[What is expected] Transcribe every entry word for word, but skip the images.

[Data records]
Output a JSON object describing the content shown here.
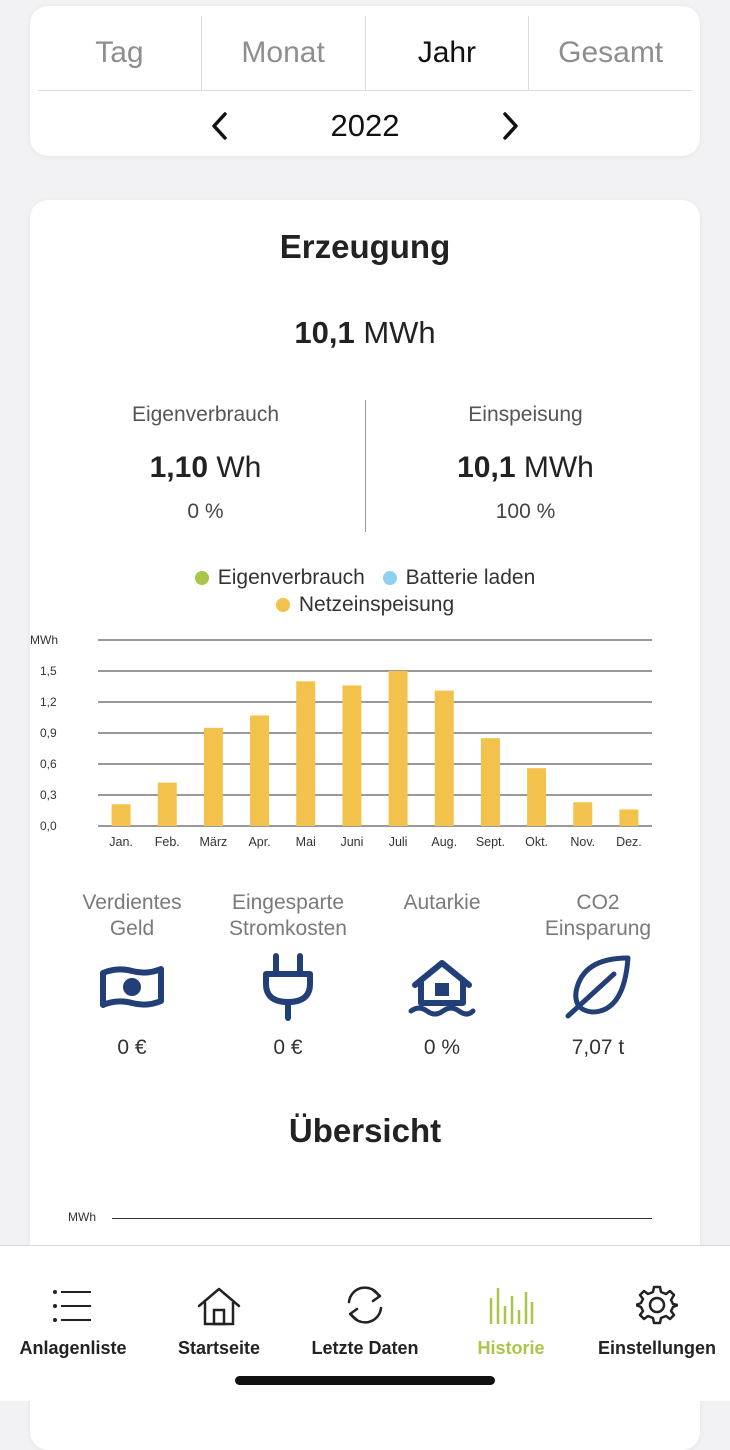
{
  "period": {
    "tabs": [
      "Tag",
      "Monat",
      "Jahr",
      "Gesamt"
    ],
    "active_tab": "Jahr",
    "year": "2022"
  },
  "production": {
    "title": "Erzeugung",
    "total_value": "10,1",
    "total_unit": "MWh",
    "self_consumption": {
      "label": "Eigenverbrauch",
      "value": "1,10",
      "unit": "Wh",
      "percent": "0 %"
    },
    "feed_in": {
      "label": "Einspeisung",
      "value": "10,1",
      "unit": "MWh",
      "percent": "100 %"
    }
  },
  "legend": [
    {
      "label": "Eigenverbrauch",
      "color": "#a8c64a"
    },
    {
      "label": "Batterie laden",
      "color": "#8fd0f0"
    },
    {
      "label": "Netzeinspeisung",
      "color": "#f3c24c"
    }
  ],
  "chart_data": {
    "type": "bar",
    "ylabel": "MWh",
    "ylim": [
      0,
      1.8
    ],
    "yticks": [
      "0,0",
      "0,3",
      "0,6",
      "0,9",
      "1,2",
      "1,5"
    ],
    "categories": [
      "Jan.",
      "Feb.",
      "März",
      "Apr.",
      "Mai",
      "Juni",
      "Juli",
      "Aug.",
      "Sept.",
      "Okt.",
      "Nov.",
      "Dez."
    ],
    "series": [
      {
        "name": "Netzeinspeisung",
        "color": "#f3c24c",
        "values": [
          0.21,
          0.42,
          0.95,
          1.07,
          1.4,
          1.36,
          1.5,
          1.31,
          0.85,
          0.56,
          0.23,
          0.16
        ]
      }
    ],
    "grid": true
  },
  "stats": [
    {
      "label_line1": "Verdientes",
      "label_line2": "Geld",
      "icon": "money-icon",
      "value": "0 €"
    },
    {
      "label_line1": "Eingesparte",
      "label_line2": "Stromkosten",
      "icon": "plug-icon",
      "value": "0 €"
    },
    {
      "label_line1": "Autarkie",
      "label_line2": "",
      "icon": "flooded-house-icon",
      "value": "0 %"
    },
    {
      "label_line1": "CO2",
      "label_line2": "Einsparung",
      "icon": "leaf-icon",
      "value": "7,07 t"
    }
  ],
  "overview": {
    "title": "Übersicht",
    "unit": "MWh"
  },
  "nav": [
    {
      "label": "Anlagenliste",
      "icon": "list-icon",
      "active": false
    },
    {
      "label": "Startseite",
      "icon": "home-icon",
      "active": false
    },
    {
      "label": "Letzte Daten",
      "icon": "refresh-icon",
      "active": false
    },
    {
      "label": "Historie",
      "icon": "history-chart-icon",
      "active": true
    },
    {
      "label": "Einstellungen",
      "icon": "gear-icon",
      "active": false
    }
  ],
  "colors": {
    "accent": "#a9c64a",
    "icon_blue": "#233f78",
    "bar": "#f3c24c"
  }
}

[Result for this task]
Output a JSON object describing the content shown here.
{
  "period": {
    "tabs": [
      "Tag",
      "Monat",
      "Jahr",
      "Gesamt"
    ],
    "active_tab": "Jahr",
    "year": "2022"
  },
  "production": {
    "title": "Erzeugung",
    "total_value": "10,1",
    "total_unit": "MWh",
    "self_consumption": {
      "label": "Eigenverbrauch",
      "value": "1,10",
      "unit": "Wh",
      "percent": "0 %"
    },
    "feed_in": {
      "label": "Einspeisung",
      "value": "10,1",
      "unit": "MWh",
      "percent": "100 %"
    }
  },
  "legend": [
    {
      "label": "Eigenverbrauch",
      "color": "#a8c64a"
    },
    {
      "label": "Batterie laden",
      "color": "#8fd0f0"
    },
    {
      "label": "Netzeinspeisung",
      "color": "#f3c24c"
    }
  ],
  "chart_data": {
    "type": "bar",
    "ylabel": "MWh",
    "ylim": [
      0,
      1.8
    ],
    "yticks": [
      "0,0",
      "0,3",
      "0,6",
      "0,9",
      "1,2",
      "1,5"
    ],
    "categories": [
      "Jan.",
      "Feb.",
      "März",
      "Apr.",
      "Mai",
      "Juni",
      "Juli",
      "Aug.",
      "Sept.",
      "Okt.",
      "Nov.",
      "Dez."
    ],
    "series": [
      {
        "name": "Netzeinspeisung",
        "color": "#f3c24c",
        "values": [
          0.21,
          0.42,
          0.95,
          1.07,
          1.4,
          1.36,
          1.5,
          1.31,
          0.85,
          0.56,
          0.23,
          0.16
        ]
      }
    ],
    "grid": true
  },
  "stats": [
    {
      "label_line1": "Verdientes",
      "label_line2": "Geld",
      "icon": "money-icon",
      "value": "0 €"
    },
    {
      "label_line1": "Eingesparte",
      "label_line2": "Stromkosten",
      "icon": "plug-icon",
      "value": "0 €"
    },
    {
      "label_line1": "Autarkie",
      "label_line2": "",
      "icon": "flooded-house-icon",
      "value": "0 %"
    },
    {
      "label_line1": "CO2",
      "label_line2": "Einsparung",
      "icon": "leaf-icon",
      "value": "7,07 t"
    }
  ],
  "overview": {
    "title": "Übersicht",
    "unit": "MWh"
  },
  "nav": [
    {
      "label": "Anlagenliste",
      "icon": "list-icon",
      "active": false
    },
    {
      "label": "Startseite",
      "icon": "home-icon",
      "active": false
    },
    {
      "label": "Letzte Daten",
      "icon": "refresh-icon",
      "active": false
    },
    {
      "label": "Historie",
      "icon": "history-chart-icon",
      "active": true
    },
    {
      "label": "Einstellungen",
      "icon": "gear-icon",
      "active": false
    }
  ],
  "colors": {
    "accent": "#a9c64a",
    "icon_blue": "#233f78",
    "bar": "#f3c24c"
  }
}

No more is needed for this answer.